#### SELECTED TEXT
+---+

Be careful with iterators. You don’t really know with what namespaces they are associated, so don’t rely on ADL for resolving function calls involving iterators. They might just be pointers to the elements, or they might be in some namespace private to the implementation that has nothing to do with the container’s namespace.

namespace d {
int test() {
  std::vector<int> vec(a);
  // maybe this compiles, maybe not!
  return count(vec.begin(), vec.end(), 0);
}
}  // namespace d

The above code has a dependency on whether std::vector<int>::iterator is int* (which is possible) or some type in a namespace that has a count overload (like std::count()). It’s possible that this will work on some platforms and not others, or that it will work in debug builds with instrumented iterators, but not in optimized builds. It’s better to just qualify the function name. If you want to call std::count(), spell it that way.

Overloaded Operators

An operator (e.g. + or <<) can be thought of as a kind of function name, e.g. operator+(a,b) or operator<<(a,b), and are also unqualified. One of the most important uses of ADL is the search for operator<< used during logging. Usually we see something like std::cout << obj; for some obj, let’s say of type O::Obj. This statement is like an unqualified function call of the form operator<<(std::ostream&, const O::Obj&), which will find overloads in the std namespace from the std::ostream parameter, the O namespace from the O::Obj parameter, and of course any overloads picked up from the lexical scope search from the call site.

+---+

(Document structure recognition data)
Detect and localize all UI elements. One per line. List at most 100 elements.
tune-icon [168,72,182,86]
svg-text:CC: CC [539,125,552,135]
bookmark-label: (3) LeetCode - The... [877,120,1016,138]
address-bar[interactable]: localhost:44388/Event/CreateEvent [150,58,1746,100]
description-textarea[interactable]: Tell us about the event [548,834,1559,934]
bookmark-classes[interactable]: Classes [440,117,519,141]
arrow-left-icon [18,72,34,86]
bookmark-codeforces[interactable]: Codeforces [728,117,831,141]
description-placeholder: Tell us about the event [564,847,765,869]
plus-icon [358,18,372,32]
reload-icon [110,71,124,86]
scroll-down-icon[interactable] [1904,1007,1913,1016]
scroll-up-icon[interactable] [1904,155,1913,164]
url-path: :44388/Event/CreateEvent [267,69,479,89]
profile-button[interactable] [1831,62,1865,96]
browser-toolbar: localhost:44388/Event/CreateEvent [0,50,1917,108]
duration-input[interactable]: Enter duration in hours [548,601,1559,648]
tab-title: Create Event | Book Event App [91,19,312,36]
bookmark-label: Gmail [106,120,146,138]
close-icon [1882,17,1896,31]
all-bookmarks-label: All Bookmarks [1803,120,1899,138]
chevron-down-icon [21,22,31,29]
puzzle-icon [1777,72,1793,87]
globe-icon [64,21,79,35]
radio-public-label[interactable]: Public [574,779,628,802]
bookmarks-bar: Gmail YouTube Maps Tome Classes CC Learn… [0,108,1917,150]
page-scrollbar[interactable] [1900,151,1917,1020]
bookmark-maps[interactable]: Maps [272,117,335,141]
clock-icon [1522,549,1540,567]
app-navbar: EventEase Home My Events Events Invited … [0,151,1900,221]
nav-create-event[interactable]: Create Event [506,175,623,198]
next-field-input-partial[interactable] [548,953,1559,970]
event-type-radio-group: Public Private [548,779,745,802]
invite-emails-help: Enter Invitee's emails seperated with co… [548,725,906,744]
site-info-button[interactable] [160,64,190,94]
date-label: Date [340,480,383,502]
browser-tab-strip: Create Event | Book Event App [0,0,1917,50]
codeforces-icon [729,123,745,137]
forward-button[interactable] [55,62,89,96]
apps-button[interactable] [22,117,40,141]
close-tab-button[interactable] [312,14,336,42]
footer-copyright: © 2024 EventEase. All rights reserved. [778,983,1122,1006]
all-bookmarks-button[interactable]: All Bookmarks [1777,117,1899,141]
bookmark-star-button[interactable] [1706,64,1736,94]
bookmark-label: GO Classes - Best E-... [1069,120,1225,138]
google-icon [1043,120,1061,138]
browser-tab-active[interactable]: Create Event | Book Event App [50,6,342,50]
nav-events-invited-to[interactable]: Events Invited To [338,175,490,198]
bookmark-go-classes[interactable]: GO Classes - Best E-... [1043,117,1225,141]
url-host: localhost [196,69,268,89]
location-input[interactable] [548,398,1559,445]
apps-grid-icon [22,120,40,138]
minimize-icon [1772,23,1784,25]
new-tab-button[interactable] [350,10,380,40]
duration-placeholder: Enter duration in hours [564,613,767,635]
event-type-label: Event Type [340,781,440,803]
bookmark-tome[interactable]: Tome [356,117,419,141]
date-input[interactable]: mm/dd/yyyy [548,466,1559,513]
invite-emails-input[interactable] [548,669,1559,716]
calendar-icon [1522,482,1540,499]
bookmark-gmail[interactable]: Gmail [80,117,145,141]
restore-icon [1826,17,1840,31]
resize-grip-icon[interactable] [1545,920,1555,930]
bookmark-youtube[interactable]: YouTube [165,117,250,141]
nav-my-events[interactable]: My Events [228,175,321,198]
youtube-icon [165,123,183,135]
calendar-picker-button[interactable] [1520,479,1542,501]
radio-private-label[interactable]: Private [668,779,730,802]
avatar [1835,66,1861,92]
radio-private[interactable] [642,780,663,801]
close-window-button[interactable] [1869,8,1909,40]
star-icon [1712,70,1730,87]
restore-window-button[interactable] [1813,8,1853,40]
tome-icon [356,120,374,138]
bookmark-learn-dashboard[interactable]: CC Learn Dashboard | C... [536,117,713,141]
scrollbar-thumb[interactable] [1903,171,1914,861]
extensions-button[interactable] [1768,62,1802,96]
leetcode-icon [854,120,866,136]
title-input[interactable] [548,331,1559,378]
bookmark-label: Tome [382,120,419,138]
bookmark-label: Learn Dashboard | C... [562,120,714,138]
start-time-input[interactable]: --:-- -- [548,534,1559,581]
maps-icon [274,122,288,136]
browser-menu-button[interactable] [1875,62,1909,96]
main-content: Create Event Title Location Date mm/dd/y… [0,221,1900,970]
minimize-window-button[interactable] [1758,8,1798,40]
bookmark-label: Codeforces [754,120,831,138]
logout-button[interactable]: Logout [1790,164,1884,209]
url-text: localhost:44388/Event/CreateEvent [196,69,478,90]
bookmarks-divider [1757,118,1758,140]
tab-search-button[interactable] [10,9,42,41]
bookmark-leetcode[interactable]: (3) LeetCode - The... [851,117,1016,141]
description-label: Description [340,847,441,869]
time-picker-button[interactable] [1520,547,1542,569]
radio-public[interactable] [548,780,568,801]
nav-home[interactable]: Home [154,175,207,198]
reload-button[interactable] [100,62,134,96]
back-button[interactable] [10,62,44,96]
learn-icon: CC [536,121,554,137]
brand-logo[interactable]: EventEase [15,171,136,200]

+---+

#### WHAT NEEDS TO BE DONE
Repeat the part of the C++ name lookup passage starting at "Overloaded Operators" and ending at "the call site.".

#### ANSWER BELOW
Overloaded Operators

An operator (e.g. + or <<) can be thought of as a kind of function name, e.g. operator+(a,b) or operator<<(a,b), and are also unqualified. One of the most important uses of ADL is the search for operator<< used during logging. Usually we see something like std::cout << obj; for some obj, let’s say of type O::Obj. This statement is like an unqualified function call of the form operator<<(std::ostream&, const O::Obj&), which will find overloads in the std namespace from the std::ostream parameter, the O namespace from the O::Obj parameter, and of course any overloads picked up from the lexical scope search from the call site.